UNITED STATES
                       SECURITIES AND EXCHANGE COMMISSION
                             WASHINGTON, D.C. 20549

                                   FORM 10-K/A
                                (AMENDMENT NO. 1)

                ANNUAL REPORT PURSUANT TO SECTION 13 OR 15(d) OF
                       THE SECURUTIES EXCHANGE ACT OF 1934

                     For the fiscal year ended June 30, 2015

                        Commission file number 333-152805

                           Lake Forest Minerals, Inc.
             (Exact Name of Registrant as Specified in Its Charter)

            Nevada                                                26-2862618
(State or Other Jurisdiction of                               (I.R.S. Employer
 Incorporation or Organization)                              Identification No.)

                          711 S. Carson Street, Suite 4
                              Carson City, NV 89701
           (Address of Principal Executive Offices including Zip Code)

                                 (206) 203-4100
                               (Telephone Number)

                         Resident Agents of Nevada, Inc.
                          711 S. Carson Street, Suite 4
                              Carson City, NV 89701
                                 (775) 882 4641
            (Name, Address and Telephone Number of Agent for Service)

* [INFORMATION SUPPLIED]
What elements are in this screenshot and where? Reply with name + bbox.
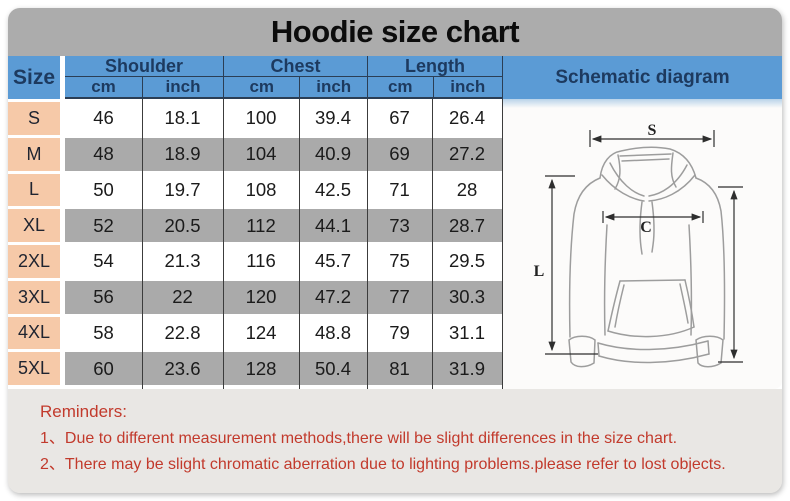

* [TASKS AND EXERCISES]
A - Decide whether each statement agrees with the filing cover page, and answer yes or no with the deciding words quoted from it. (i) The report covers the fiscal year ended June 30, 2015. (ii) The agent for service is located in Reno. (iii) This filing is Amendment No. 2.
B - Using the filing cover page, answer these:
(i) What is the commission file number?
(ii) Who is named as the agent for service?
(iii) What telephone number is listed for the registrant?
C - Copy the filing cover page from "(206) 203-4100" to "Agent for Service)".
None of the data is needed here.

* [RESPONSES FOR EACH TASK]
A -
(i) Yes: "For the fiscal year ended June 30, 2015"
(ii) No: "Carson City, NV 89701"
(iii) No: "(AMENDMENT NO. 1)"

B -
(i) 333-152805
(ii) Resident Agents of Nevada, Inc.
(iii) (206) 203-4100

C -
(206) 203-4100
                               (Telephone Number)

                         Resident Agents of Nevada, Inc.
                          711 S. Carson Street, Suite 4
                              Carson City, NV 89701
                                 (775) 882 4641
            (Name, Address and Telephone Number of Agent for Service)